▸ THE TASK
Each line that follows should be printed again exactly as it stands.

· · · ·

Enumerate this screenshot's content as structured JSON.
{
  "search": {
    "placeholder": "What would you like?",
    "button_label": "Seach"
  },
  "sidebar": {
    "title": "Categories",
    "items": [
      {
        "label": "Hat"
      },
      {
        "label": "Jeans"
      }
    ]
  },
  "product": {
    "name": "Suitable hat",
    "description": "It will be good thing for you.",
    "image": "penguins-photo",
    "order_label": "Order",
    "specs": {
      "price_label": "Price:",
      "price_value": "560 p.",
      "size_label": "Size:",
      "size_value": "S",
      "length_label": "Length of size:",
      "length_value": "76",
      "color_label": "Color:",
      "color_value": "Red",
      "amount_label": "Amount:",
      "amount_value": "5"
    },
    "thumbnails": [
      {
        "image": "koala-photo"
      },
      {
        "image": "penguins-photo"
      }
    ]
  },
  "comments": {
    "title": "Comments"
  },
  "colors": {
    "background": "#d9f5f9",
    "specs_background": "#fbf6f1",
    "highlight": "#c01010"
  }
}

· · · ·

▸ RESULT FOR THIS EXERCISE
Enumerate this screenshot's content as structured JSON.
{
  "search": {
    "placeholder": "What would you like?",
    "button_label": "Seach"
  },
  "sidebar": {
    "title": "Categories",
    "items": [
      {
        "label": "Hat"
      },
      {
        "label": "Jeans"
      }
    ]
  },
  "product": {
    "name": "Suitable hat",
    "description": "It will be good thing for you.",
    "image": "penguins-photo",
    "order_label": "Order",
    "specs": {
      "price_label": "Price:",
      "price_value": "560 p.",
      "size_label": "Size:",
      "size_value": "S",
      "length_label": "Length of size:",
      "length_value": "76",
      "color_label": "Color:",
      "color_value": "Red",
      "amount_label": "Amount:",
      "amount_value": "5"
    },
    "thumbnails": [
      {
        "image": "koala-photo"
      },
      {
        "image": "penguins-photo"
      }
    ]
  },
  "comments": {
    "title": "Comments"
  },
  "colors": {
    "background": "#d9f5f9",
    "specs_background": "#fbf6f1",
    "highlight": "#c01010"
  }
}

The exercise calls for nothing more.